Minggu, 06 Oktober 2019

Sinkretisme Islam dan Kejawen Ranggawarsita (Serat Wirid Hidayat Jati)



 
PENDAHULUAN
A.       Latar Belakang
Islam masuk ke tanah Jawa melalui berbagai jalur penyebaran yang masih mengundang perbedaan pendapat di kalangan ahli sejarah. Meskipun demikian, di kalangan masyarakat Jawa hidup suatu kepercayaan tentang peranan utama para wali (wali sanga) dalam penyebarannya di tanah Jawa. Perkembangan kemudian yang dapat ditemui bahwa corak Islam yang berkembang di Jawa adalah Islam yang berwujud ajaran-ajaran tasawuf. Hal ini diduga erat berkaitan dengan kemiripan yang dipunyai ajaran tasawuf dengan unsur-unsur mistik yang kuat di masyarakat peninggalan dari tradisi animisme hingga era Hindu-Budha. Muncullah kemudian satu bentuk sinkretisme antara tasawuf Islam dengan mistik kejawen atau kerap juga disebut kebatinan.
Dukungan politik keraton menjadi salah satu faktor pendorong menguatnya ajaran kebatinan di kalangan masyarakat Jawa. Karya-karya pujangga keraton menunjukkan satu aroma kebatinan yang kental. Salah satu diantara pujangga keraton yang terbesar adalah Ranggawarsita. Seorang pujangga yang mendapat posisi terhormat dalam tradisi kepustakaan Jawa. Kitabnya juga banyak dijadikan rujukan dalam aliran kebatinan.
B.       Permasalahan
Melalui observasi di museum Ranggawarsita Semarang, tulisan ini mencoba membedah karakteristik Islam yang tampak dalam kitab Serat Wirid Hidayat Jati karya Ranggawarsita. Tulisan ini juga akan menjabarkan mengenai pengaruh pemikiran-pemikiran Ranggawarsita terhadap aliran kebatinan yang ada di Indonesia.

PROFIL RANGGAWARSITA
Bagus Burhan, nama Ranggawarsita ketika muda, lahir pada tahun 1802. beliau adalah keturunan pujangga istana Surakarta dari keluarga Yasadipura.. Semasa kecil Bagus Burhan dididik di bawah asuhan kakeknya Yasadipura II. Beliau mengajarkan padanya kesusasteraan . Beliau juga selalu didampingi oleh seorang pengasuh yang sangat setia bernam Ki Tanujaya. Pengasuhnya ini kelak terus mendampinginya dalam pengembaraan mencari ilmu.

## Soal A:
Kutip tanpa perubahan baris-baris listing di bawah, mulai dari baris pertama listing sampai baris yang memuat "prob-point-3 <box>404 251 410 257</box>", dengan kedua baris tersebut ikut dikutip.

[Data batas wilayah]
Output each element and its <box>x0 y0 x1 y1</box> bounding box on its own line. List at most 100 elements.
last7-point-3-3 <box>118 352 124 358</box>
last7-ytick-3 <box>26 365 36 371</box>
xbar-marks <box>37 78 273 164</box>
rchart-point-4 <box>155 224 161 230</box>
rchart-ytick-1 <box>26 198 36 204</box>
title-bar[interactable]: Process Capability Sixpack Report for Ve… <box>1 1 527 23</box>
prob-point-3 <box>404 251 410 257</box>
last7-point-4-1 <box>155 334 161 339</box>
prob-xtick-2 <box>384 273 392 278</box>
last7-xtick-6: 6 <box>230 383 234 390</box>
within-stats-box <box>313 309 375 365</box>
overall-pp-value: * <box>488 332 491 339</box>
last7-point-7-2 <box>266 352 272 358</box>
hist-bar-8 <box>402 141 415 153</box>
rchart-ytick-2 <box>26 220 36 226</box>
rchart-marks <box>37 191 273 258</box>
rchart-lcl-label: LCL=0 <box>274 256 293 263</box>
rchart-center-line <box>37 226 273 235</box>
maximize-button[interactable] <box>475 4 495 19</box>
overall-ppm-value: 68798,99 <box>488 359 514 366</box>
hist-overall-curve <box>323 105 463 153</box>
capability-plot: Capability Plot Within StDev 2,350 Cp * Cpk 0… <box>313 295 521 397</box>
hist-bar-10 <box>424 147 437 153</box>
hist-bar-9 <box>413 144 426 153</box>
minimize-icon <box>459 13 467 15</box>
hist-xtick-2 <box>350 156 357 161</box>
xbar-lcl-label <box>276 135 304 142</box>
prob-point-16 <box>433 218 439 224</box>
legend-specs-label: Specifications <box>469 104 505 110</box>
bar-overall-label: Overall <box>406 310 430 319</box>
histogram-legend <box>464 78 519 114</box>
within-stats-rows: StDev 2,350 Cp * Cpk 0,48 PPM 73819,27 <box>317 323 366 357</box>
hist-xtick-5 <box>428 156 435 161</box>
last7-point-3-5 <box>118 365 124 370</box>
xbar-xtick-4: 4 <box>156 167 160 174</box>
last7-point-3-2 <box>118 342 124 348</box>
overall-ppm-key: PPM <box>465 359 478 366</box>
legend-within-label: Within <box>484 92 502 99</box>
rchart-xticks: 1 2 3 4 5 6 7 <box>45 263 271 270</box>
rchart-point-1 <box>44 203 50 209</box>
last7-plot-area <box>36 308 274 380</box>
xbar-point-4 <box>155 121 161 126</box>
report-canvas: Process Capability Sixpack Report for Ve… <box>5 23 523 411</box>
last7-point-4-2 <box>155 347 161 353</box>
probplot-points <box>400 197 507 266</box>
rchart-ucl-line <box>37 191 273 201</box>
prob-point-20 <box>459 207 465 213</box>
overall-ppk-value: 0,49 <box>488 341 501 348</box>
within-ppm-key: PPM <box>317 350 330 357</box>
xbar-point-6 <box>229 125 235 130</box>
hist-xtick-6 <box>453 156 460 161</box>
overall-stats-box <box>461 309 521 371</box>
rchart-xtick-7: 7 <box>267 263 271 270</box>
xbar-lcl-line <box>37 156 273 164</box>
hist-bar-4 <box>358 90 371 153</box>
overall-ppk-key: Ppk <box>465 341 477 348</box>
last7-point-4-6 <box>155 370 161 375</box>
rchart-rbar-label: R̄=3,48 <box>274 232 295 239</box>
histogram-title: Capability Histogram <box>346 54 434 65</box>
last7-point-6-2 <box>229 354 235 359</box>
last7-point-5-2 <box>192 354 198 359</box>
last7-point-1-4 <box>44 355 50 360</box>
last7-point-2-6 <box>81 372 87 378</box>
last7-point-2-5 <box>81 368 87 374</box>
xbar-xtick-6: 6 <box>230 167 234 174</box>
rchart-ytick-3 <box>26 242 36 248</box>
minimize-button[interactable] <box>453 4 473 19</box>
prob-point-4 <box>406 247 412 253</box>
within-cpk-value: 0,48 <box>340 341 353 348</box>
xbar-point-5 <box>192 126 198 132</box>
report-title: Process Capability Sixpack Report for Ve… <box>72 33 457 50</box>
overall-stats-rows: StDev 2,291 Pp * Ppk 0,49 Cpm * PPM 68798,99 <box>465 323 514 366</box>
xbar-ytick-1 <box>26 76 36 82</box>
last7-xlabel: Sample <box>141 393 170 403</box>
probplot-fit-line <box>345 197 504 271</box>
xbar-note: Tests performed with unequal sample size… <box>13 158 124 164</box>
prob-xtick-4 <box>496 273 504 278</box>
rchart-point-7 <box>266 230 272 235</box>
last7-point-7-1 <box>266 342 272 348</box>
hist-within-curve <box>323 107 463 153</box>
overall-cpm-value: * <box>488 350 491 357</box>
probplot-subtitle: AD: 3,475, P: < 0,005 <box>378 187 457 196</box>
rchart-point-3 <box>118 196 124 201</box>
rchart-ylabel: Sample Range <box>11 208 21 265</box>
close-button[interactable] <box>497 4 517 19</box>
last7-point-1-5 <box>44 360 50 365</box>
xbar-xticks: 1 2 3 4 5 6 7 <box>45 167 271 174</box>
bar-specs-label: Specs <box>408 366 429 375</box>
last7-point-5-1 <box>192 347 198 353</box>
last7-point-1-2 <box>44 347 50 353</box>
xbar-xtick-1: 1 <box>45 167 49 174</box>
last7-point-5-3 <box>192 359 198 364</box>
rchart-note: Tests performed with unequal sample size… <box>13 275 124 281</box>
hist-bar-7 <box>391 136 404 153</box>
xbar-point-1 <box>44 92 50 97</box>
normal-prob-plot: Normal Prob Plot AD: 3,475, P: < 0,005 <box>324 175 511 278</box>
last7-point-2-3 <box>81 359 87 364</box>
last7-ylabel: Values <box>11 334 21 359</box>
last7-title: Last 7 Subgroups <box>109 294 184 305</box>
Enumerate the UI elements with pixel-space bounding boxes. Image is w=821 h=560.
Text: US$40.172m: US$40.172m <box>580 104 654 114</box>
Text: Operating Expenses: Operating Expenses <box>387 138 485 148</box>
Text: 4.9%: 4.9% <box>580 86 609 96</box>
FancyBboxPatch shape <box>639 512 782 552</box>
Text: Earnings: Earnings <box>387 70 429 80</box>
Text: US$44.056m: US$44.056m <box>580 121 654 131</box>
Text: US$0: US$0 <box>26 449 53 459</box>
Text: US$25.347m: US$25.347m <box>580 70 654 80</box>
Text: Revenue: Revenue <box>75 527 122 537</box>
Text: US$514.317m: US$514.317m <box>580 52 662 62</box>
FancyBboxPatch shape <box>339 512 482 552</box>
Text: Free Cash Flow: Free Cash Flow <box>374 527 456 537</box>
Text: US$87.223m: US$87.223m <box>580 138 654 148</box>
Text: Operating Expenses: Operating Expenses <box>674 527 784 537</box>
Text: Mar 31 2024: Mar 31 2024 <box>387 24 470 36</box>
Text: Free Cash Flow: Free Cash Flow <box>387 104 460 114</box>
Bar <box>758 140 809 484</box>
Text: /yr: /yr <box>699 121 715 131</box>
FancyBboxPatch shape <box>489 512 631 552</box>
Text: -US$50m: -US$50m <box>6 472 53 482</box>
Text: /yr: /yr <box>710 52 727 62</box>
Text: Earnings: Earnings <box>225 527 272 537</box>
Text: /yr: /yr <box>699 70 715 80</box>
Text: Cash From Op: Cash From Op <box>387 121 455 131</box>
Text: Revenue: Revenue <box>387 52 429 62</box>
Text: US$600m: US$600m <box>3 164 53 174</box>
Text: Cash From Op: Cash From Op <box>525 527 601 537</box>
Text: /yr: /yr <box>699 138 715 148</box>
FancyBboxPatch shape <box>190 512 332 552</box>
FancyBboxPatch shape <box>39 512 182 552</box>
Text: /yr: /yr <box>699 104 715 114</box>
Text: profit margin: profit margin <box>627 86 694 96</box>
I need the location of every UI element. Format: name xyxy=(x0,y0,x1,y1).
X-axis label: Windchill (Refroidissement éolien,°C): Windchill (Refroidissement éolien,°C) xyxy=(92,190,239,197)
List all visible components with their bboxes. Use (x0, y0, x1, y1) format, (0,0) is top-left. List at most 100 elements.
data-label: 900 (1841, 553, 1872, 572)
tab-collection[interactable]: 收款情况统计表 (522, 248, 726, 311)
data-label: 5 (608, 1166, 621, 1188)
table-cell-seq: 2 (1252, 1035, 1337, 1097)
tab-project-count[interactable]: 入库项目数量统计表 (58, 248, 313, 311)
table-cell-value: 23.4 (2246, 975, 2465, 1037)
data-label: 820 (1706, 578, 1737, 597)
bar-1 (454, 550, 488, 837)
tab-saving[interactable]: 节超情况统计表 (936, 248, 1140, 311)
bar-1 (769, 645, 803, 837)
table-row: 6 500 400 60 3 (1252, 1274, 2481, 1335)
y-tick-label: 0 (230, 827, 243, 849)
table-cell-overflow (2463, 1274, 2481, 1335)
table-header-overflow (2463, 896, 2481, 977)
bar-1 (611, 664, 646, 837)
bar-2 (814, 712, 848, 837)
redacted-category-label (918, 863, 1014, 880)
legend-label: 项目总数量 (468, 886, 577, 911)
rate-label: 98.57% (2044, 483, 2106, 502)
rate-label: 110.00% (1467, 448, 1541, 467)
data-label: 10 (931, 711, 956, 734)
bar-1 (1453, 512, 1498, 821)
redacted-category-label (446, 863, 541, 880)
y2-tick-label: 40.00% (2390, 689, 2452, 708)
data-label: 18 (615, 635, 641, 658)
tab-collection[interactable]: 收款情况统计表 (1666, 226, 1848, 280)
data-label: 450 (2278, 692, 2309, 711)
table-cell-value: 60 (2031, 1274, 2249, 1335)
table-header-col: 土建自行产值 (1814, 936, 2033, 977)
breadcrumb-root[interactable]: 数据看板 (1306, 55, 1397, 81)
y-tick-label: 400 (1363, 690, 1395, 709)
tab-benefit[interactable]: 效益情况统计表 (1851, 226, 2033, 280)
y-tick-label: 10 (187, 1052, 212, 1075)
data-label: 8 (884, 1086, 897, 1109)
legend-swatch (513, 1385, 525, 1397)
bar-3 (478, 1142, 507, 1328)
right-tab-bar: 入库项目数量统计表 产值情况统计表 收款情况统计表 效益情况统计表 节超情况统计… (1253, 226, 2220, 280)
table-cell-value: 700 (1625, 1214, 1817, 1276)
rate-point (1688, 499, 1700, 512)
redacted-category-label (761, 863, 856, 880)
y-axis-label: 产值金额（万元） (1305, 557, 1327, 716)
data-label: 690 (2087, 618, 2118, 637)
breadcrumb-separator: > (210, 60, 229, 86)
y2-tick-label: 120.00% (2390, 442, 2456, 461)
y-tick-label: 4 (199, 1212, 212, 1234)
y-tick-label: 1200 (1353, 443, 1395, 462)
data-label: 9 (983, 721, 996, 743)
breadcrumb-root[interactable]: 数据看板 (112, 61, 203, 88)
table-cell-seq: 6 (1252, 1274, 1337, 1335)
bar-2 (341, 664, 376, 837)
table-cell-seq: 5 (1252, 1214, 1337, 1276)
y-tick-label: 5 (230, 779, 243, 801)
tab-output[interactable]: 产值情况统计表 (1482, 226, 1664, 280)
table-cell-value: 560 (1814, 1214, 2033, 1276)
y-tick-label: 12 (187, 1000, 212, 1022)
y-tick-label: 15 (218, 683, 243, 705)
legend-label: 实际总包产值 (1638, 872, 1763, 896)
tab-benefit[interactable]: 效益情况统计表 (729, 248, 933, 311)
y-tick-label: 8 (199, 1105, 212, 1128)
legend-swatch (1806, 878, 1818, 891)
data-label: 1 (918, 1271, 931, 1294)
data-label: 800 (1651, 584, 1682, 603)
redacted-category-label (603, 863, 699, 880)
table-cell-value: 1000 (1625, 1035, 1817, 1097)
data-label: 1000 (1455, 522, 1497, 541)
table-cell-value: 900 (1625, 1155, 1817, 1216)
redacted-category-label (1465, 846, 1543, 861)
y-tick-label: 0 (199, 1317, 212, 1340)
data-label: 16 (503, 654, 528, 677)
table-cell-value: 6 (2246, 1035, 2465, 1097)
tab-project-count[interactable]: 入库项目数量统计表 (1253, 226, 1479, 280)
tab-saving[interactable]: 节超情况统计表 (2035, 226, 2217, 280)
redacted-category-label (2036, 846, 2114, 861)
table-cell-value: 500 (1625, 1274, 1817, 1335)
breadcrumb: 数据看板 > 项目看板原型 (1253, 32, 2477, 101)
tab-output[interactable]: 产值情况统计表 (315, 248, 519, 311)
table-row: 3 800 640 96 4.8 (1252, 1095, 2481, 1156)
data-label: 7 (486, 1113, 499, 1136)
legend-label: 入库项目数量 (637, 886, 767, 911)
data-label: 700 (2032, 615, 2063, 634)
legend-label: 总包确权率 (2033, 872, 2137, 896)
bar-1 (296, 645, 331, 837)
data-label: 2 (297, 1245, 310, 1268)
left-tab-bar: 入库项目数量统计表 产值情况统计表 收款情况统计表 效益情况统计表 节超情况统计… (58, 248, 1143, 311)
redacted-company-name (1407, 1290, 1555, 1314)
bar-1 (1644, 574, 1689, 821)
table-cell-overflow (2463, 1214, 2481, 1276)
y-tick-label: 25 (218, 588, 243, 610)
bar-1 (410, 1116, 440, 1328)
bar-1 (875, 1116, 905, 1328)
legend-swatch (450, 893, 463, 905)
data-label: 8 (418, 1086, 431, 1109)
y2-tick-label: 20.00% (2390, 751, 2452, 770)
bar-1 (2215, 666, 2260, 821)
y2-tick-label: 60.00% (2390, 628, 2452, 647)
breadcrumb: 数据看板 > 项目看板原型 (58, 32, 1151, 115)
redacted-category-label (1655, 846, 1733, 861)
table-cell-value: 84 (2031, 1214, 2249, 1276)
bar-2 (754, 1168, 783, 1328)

## Soal B:
Cetak persis bagian teks tentang Ranggawarsita yang dimulai dari "PENDAHULUAN" dan berlanjut sampai "juga disebut kebatinan.".

## Jawaban A:
Output each element and its <box>x0 y0 x1 y1</box> bounding box on its own line. List at most 100 elements.
last7-point-3-3 <box>118 352 124 358</box>
last7-ytick-3 <box>26 365 36 371</box>
xbar-marks <box>37 78 273 164</box>
rchart-point-4 <box>155 224 161 230</box>
rchart-ytick-1 <box>26 198 36 204</box>
title-bar[interactable]: Process Capability Sixpack Report for Ve… <box>1 1 527 23</box>
prob-point-3 <box>404 251 410 257</box>

## Jawaban B:
PENDAHULUAN
A.       Latar Belakang
Islam masuk ke tanah Jawa melalui berbagai jalur penyebaran yang masih mengundang perbedaan pendapat di kalangan ahli sejarah. Meskipun demikian, di kalangan masyarakat Jawa hidup suatu kepercayaan tentang peranan utama para wali (wali sanga) dalam penyebarannya di tanah Jawa. Perkembangan kemudian yang dapat ditemui bahwa corak Islam yang berkembang di Jawa adalah Islam yang berwujud ajaran-ajaran tasawuf. Hal ini diduga erat berkaitan dengan kemiripan yang dipunyai ajaran tasawuf dengan unsur-unsur mistik yang kuat di masyarakat peninggalan dari tradisi animisme hingga era Hindu-Budha. Muncullah kemudian satu bentuk sinkretisme antara tasawuf Islam dengan mistik kejawen atau kerap juga disebut kebatinan.